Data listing
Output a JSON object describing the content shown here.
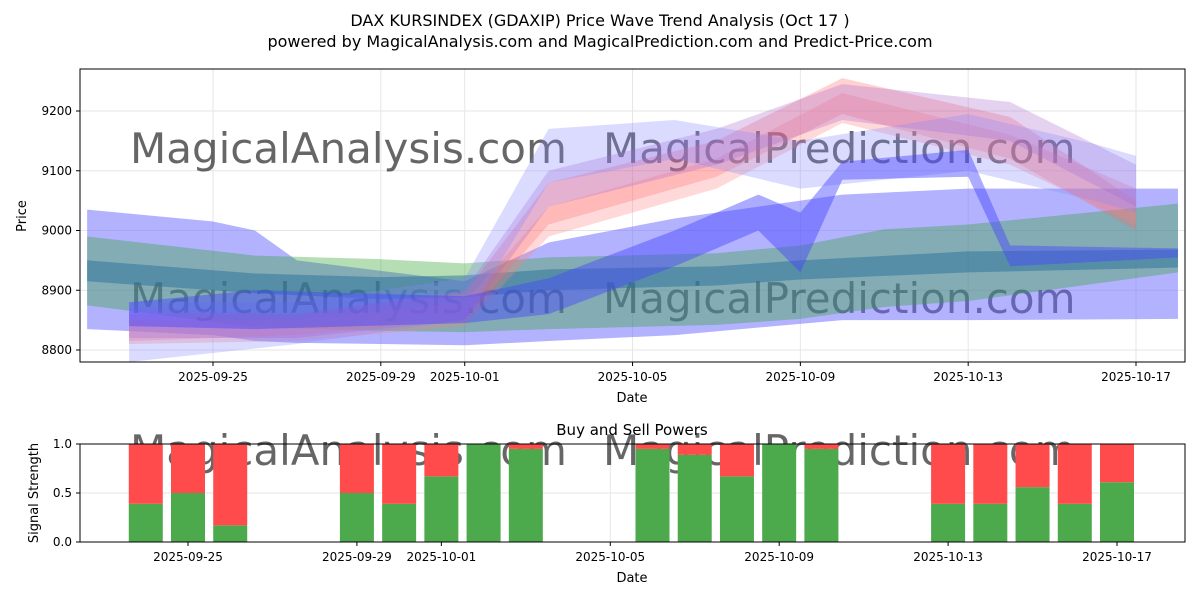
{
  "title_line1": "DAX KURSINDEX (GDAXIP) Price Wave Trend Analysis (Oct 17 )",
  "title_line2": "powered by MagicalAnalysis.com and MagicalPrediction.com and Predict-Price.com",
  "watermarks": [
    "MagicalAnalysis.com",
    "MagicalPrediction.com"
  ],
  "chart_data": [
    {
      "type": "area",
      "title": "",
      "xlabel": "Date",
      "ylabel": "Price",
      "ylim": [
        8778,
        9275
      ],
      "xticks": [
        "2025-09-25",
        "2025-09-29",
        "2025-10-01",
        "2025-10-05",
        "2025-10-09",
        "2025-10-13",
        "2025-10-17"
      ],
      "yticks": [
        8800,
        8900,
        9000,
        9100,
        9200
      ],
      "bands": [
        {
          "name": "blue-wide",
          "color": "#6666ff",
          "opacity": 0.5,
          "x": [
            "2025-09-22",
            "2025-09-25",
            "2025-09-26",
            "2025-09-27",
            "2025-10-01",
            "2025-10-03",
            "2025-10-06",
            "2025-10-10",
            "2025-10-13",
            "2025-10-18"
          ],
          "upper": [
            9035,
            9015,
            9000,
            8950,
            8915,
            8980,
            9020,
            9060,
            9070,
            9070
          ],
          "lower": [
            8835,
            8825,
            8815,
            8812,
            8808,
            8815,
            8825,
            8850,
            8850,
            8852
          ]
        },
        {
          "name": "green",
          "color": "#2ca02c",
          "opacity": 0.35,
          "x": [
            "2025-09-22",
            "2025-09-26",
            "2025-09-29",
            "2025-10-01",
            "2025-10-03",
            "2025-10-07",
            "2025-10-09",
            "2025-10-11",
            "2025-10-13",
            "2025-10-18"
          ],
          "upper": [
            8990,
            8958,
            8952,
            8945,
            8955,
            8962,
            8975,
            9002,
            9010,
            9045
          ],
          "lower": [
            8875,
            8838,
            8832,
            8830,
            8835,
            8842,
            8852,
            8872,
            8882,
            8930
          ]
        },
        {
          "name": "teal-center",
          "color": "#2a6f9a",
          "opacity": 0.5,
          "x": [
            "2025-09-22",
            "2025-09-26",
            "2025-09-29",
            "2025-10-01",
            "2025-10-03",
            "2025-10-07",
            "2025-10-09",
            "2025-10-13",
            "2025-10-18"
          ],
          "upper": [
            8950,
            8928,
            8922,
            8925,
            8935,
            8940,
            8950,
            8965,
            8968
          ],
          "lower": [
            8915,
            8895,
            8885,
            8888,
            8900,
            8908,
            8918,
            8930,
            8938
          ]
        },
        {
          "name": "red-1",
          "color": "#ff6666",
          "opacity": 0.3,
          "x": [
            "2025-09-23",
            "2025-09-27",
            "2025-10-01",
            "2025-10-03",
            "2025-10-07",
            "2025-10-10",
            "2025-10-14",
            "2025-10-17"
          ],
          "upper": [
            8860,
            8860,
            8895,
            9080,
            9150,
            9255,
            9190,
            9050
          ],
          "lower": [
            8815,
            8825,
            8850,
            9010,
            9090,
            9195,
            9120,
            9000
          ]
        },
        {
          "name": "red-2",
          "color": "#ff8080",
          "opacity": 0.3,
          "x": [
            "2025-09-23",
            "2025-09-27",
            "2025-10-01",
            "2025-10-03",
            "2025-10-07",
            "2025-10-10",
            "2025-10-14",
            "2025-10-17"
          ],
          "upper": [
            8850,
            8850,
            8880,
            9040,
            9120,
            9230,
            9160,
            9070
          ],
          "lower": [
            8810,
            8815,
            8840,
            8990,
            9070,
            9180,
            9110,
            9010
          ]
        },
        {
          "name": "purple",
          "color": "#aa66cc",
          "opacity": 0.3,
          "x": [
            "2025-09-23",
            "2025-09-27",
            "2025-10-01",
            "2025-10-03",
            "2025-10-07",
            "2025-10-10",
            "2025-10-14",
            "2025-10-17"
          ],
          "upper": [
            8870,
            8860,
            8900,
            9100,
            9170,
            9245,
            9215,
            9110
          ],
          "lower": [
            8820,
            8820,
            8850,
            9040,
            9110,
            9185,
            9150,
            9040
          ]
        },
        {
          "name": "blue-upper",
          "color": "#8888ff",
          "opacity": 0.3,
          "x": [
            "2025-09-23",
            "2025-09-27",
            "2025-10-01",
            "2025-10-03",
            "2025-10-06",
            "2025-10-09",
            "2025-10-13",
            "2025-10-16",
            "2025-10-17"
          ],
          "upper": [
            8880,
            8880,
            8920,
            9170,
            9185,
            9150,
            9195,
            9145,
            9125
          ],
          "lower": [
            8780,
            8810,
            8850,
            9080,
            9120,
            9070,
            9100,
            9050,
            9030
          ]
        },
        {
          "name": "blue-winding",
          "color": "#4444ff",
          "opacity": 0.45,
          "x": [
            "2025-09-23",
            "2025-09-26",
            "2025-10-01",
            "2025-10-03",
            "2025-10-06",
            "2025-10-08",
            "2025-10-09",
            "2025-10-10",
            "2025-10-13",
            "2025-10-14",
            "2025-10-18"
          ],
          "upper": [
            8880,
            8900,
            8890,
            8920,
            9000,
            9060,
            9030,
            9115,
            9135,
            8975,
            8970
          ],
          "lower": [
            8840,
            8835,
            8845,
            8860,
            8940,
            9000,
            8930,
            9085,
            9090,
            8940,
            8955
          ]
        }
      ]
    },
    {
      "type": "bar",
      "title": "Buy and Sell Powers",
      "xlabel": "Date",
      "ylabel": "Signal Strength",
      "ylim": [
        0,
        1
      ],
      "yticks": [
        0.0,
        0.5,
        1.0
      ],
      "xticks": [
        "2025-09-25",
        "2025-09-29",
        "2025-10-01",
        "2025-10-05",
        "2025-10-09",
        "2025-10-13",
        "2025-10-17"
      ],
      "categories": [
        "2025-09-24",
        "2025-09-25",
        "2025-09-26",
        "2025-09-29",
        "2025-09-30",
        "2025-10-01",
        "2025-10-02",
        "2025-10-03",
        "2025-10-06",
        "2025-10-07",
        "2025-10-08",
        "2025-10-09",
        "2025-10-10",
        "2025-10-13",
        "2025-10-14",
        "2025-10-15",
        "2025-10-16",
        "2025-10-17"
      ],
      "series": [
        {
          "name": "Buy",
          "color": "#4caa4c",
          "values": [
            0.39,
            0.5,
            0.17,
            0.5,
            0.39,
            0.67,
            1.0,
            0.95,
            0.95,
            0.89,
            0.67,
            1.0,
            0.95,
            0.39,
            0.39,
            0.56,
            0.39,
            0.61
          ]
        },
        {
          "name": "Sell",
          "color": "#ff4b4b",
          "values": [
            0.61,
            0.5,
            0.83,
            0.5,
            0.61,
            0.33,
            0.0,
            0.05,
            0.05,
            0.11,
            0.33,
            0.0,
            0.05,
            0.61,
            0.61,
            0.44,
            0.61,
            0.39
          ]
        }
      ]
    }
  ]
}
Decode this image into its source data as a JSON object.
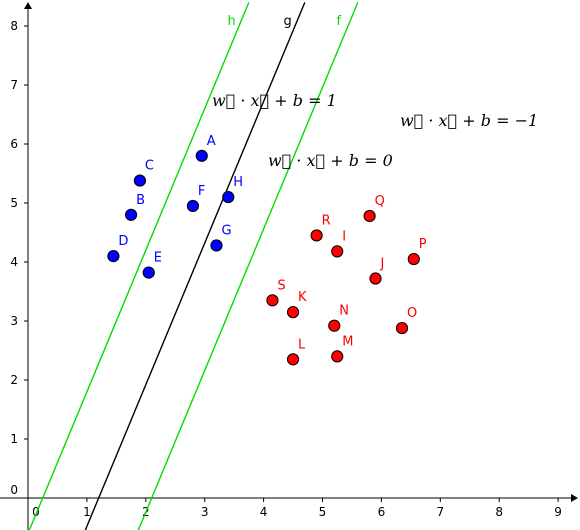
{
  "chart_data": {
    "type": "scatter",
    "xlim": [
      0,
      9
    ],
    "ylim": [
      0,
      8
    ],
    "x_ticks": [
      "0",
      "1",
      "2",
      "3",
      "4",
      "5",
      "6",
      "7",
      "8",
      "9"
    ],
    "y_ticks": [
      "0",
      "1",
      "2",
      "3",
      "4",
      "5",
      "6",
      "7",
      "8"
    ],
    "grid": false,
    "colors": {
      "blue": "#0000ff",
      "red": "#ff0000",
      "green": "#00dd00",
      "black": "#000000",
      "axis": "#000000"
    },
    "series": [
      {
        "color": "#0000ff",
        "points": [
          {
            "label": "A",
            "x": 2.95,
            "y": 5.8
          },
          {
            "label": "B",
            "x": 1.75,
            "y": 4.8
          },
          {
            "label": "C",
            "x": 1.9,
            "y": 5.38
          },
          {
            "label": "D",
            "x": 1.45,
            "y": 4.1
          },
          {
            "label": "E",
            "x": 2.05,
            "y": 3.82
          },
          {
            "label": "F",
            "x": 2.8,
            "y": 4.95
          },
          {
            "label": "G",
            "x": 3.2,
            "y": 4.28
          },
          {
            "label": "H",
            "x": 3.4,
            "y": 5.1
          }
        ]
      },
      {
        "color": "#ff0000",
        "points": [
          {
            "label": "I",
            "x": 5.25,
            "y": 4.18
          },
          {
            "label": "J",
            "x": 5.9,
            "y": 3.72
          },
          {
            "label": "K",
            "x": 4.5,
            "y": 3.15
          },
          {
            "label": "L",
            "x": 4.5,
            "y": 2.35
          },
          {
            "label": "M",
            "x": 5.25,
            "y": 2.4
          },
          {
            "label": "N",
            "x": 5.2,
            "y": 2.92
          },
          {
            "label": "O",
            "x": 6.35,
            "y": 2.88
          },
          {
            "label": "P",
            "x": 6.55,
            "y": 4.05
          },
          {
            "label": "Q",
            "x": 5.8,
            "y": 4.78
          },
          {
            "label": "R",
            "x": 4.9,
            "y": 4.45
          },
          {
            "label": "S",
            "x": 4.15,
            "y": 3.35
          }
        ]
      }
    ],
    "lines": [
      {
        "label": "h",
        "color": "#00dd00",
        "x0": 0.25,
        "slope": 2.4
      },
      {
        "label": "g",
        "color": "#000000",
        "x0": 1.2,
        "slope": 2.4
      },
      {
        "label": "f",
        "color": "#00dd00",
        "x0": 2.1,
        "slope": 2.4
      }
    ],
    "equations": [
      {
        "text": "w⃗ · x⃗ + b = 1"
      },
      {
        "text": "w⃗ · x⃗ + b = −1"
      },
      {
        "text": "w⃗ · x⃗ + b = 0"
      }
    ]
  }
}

**Short task**
Search the listing for the word "object" and return each line that holds it.

**Worked answer**
Output a JSON object describing the content shown here.
Decode this image into its source data as a JSON object.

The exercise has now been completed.